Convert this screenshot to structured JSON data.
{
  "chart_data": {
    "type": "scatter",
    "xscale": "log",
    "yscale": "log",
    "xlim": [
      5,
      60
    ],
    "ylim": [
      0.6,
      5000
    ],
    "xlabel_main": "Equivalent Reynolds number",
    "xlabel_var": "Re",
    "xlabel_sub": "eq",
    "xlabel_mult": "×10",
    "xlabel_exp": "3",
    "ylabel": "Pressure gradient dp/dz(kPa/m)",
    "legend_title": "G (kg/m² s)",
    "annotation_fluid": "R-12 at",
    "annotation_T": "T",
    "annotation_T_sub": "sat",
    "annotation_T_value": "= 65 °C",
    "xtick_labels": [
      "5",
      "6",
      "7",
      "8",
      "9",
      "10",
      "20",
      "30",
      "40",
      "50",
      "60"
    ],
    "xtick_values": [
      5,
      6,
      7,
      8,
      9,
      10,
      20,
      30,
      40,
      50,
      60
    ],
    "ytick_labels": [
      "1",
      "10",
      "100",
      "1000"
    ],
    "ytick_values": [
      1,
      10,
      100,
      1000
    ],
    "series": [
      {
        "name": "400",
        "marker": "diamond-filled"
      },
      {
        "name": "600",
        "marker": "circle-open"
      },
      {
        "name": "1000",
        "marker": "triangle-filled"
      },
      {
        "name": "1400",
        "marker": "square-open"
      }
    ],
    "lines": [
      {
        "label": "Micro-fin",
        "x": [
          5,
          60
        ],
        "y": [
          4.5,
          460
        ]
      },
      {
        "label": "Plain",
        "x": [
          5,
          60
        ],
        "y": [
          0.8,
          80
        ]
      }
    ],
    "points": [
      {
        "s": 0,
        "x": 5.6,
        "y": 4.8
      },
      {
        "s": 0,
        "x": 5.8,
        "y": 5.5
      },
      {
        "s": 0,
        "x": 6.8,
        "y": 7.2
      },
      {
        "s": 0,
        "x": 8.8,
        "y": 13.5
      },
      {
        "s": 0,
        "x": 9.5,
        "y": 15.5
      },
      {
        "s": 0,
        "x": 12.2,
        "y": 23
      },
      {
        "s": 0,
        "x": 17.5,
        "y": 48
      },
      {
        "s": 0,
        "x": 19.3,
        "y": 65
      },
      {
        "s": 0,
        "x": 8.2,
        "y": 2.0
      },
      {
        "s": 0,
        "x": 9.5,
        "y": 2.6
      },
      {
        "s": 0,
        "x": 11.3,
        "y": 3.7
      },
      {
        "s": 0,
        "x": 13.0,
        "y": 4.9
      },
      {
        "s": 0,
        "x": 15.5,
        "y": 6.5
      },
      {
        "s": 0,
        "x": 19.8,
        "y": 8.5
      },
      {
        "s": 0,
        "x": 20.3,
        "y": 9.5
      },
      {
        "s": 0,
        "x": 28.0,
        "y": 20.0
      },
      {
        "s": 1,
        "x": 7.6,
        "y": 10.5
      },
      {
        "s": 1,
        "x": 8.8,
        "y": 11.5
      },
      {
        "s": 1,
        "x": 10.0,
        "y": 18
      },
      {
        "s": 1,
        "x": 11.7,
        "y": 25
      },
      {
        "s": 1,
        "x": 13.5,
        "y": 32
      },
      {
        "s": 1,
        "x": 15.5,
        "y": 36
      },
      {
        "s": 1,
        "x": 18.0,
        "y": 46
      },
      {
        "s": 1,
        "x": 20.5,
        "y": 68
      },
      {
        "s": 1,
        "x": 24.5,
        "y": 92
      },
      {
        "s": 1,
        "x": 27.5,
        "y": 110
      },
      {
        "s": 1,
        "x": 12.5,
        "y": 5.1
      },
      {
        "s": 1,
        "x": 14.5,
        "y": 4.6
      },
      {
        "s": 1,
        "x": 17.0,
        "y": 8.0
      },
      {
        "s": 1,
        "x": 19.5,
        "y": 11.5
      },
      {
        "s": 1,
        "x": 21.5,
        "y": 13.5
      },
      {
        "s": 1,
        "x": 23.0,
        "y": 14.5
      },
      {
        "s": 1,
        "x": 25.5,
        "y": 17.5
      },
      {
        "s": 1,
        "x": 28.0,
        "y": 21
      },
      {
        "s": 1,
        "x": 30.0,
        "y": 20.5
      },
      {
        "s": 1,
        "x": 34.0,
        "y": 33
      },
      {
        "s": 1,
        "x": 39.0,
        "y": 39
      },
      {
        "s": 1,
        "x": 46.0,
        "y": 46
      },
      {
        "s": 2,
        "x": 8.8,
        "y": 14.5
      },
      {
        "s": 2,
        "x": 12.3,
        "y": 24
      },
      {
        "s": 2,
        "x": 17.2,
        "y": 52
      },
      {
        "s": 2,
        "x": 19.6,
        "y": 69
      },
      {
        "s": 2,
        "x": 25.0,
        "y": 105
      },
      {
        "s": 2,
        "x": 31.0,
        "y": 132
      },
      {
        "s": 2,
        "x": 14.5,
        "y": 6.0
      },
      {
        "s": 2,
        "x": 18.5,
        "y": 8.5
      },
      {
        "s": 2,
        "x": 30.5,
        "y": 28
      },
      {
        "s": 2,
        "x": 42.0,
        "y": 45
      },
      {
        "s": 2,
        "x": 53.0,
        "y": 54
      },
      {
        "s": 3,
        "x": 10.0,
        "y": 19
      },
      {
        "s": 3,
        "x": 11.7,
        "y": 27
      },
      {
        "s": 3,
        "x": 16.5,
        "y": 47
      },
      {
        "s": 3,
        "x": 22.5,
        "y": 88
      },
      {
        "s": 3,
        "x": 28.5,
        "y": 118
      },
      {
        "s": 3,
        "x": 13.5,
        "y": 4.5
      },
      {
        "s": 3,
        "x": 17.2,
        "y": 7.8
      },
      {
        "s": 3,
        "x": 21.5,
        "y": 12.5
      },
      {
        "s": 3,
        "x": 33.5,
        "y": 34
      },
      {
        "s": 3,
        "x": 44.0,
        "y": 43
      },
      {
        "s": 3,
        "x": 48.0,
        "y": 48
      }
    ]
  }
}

+ + + + +

Exercise aim -> Retype the data in full and match it exactly.

Response to this exercise ->
Convert this screenshot to structured JSON data.
{
  "chart_data": {
    "type": "scatter",
    "xscale": "log",
    "yscale": "log",
    "xlim": [
      5,
      60
    ],
    "ylim": [
      0.6,
      5000
    ],
    "xlabel_main": "Equivalent Reynolds number",
    "xlabel_var": "Re",
    "xlabel_sub": "eq",
    "xlabel_mult": "×10",
    "xlabel_exp": "3",
    "ylabel": "Pressure gradient dp/dz(kPa/m)",
    "legend_title": "G (kg/m² s)",
    "annotation_fluid": "R-12 at",
    "annotation_T": "T",
    "annotation_T_sub": "sat",
    "annotation_T_value": "= 65 °C",
    "xtick_labels": [
      "5",
      "6",
      "7",
      "8",
      "9",
      "10",
      "20",
      "30",
      "40",
      "50",
      "60"
    ],
    "xtick_values": [
      5,
      6,
      7,
      8,
      9,
      10,
      20,
      30,
      40,
      50,
      60
    ],
    "ytick_labels": [
      "1",
      "10",
      "100",
      "1000"
    ],
    "ytick_values": [
      1,
      10,
      100,
      1000
    ],
    "series": [
      {
        "name": "400",
        "marker": "diamond-filled"
      },
      {
        "name": "600",
        "marker": "circle-open"
      },
      {
        "name": "1000",
        "marker": "triangle-filled"
      },
      {
        "name": "1400",
        "marker": "square-open"
      }
    ],
    "lines": [
      {
        "label": "Micro-fin",
        "x": [
          5,
          60
        ],
        "y": [
          4.5,
          460
        ]
      },
      {
        "label": "Plain",
        "x": [
          5,
          60
        ],
        "y": [
          0.8,
          80
        ]
      }
    ],
    "points": [
      {
        "s": 0,
        "x": 5.6,
        "y": 4.8
      },
      {
        "s": 0,
        "x": 5.8,
        "y": 5.5
      },
      {
        "s": 0,
        "x": 6.8,
        "y": 7.2
      },
      {
        "s": 0,
        "x": 8.8,
        "y": 13.5
      },
      {
        "s": 0,
        "x": 9.5,
        "y": 15.5
      },
      {
        "s": 0,
        "x": 12.2,
        "y": 23
      },
      {
        "s": 0,
        "x": 17.5,
        "y": 48
      },
      {
        "s": 0,
        "x": 19.3,
        "y": 65
      },
      {
        "s": 0,
        "x": 8.2,
        "y": 2.0
      },
      {
        "s": 0,
        "x": 9.5,
        "y": 2.6
      },
      {
        "s": 0,
        "x": 11.3,
        "y": 3.7
      },
      {
        "s": 0,
        "x": 13.0,
        "y": 4.9
      },
      {
        "s": 0,
        "x": 15.5,
        "y": 6.5
      },
      {
        "s": 0,
        "x": 19.8,
        "y": 8.5
      },
      {
        "s": 0,
        "x": 20.3,
        "y": 9.5
      },
      {
        "s": 0,
        "x": 28.0,
        "y": 20.0
      },
      {
        "s": 1,
        "x": 7.6,
        "y": 10.5
      },
      {
        "s": 1,
        "x": 8.8,
        "y": 11.5
      },
      {
        "s": 1,
        "x": 10.0,
        "y": 18
      },
      {
        "s": 1,
        "x": 11.7,
        "y": 25
      },
      {
        "s": 1,
        "x": 13.5,
        "y": 32
      },
      {
        "s": 1,
        "x": 15.5,
        "y": 36
      },
      {
        "s": 1,
        "x": 18.0,
        "y": 46
      },
      {
        "s": 1,
        "x": 20.5,
        "y": 68
      },
      {
        "s": 1,
        "x": 24.5,
        "y": 92
      },
      {
        "s": 1,
        "x": 27.5,
        "y": 110
      },
      {
        "s": 1,
        "x": 12.5,
        "y": 5.1
      },
      {
        "s": 1,
        "x": 14.5,
        "y": 4.6
      },
      {
        "s": 1,
        "x": 17.0,
        "y": 8.0
      },
      {
        "s": 1,
        "x": 19.5,
        "y": 11.5
      },
      {
        "s": 1,
        "x": 21.5,
        "y": 13.5
      },
      {
        "s": 1,
        "x": 23.0,
        "y": 14.5
      },
      {
        "s": 1,
        "x": 25.5,
        "y": 17.5
      },
      {
        "s": 1,
        "x": 28.0,
        "y": 21
      },
      {
        "s": 1,
        "x": 30.0,
        "y": 20.5
      },
      {
        "s": 1,
        "x": 34.0,
        "y": 33
      },
      {
        "s": 1,
        "x": 39.0,
        "y": 39
      },
      {
        "s": 1,
        "x": 46.0,
        "y": 46
      },
      {
        "s": 2,
        "x": 8.8,
        "y": 14.5
      },
      {
        "s": 2,
        "x": 12.3,
        "y": 24
      },
      {
        "s": 2,
        "x": 17.2,
        "y": 52
      },
      {
        "s": 2,
        "x": 19.6,
        "y": 69
      },
      {
        "s": 2,
        "x": 25.0,
        "y": 105
      },
      {
        "s": 2,
        "x": 31.0,
        "y": 132
      },
      {
        "s": 2,
        "x": 14.5,
        "y": 6.0
      },
      {
        "s": 2,
        "x": 18.5,
        "y": 8.5
      },
      {
        "s": 2,
        "x": 30.5,
        "y": 28
      },
      {
        "s": 2,
        "x": 42.0,
        "y": 45
      },
      {
        "s": 2,
        "x": 53.0,
        "y": 54
      },
      {
        "s": 3,
        "x": 10.0,
        "y": 19
      },
      {
        "s": 3,
        "x": 11.7,
        "y": 27
      },
      {
        "s": 3,
        "x": 16.5,
        "y": 47
      },
      {
        "s": 3,
        "x": 22.5,
        "y": 88
      },
      {
        "s": 3,
        "x": 28.5,
        "y": 118
      },
      {
        "s": 3,
        "x": 13.5,
        "y": 4.5
      },
      {
        "s": 3,
        "x": 17.2,
        "y": 7.8
      },
      {
        "s": 3,
        "x": 21.5,
        "y": 12.5
      },
      {
        "s": 3,
        "x": 33.5,
        "y": 34
      },
      {
        "s": 3,
        "x": 44.0,
        "y": 43
      },
      {
        "s": 3,
        "x": 48.0,
        "y": 48
      }
    ]
  }
}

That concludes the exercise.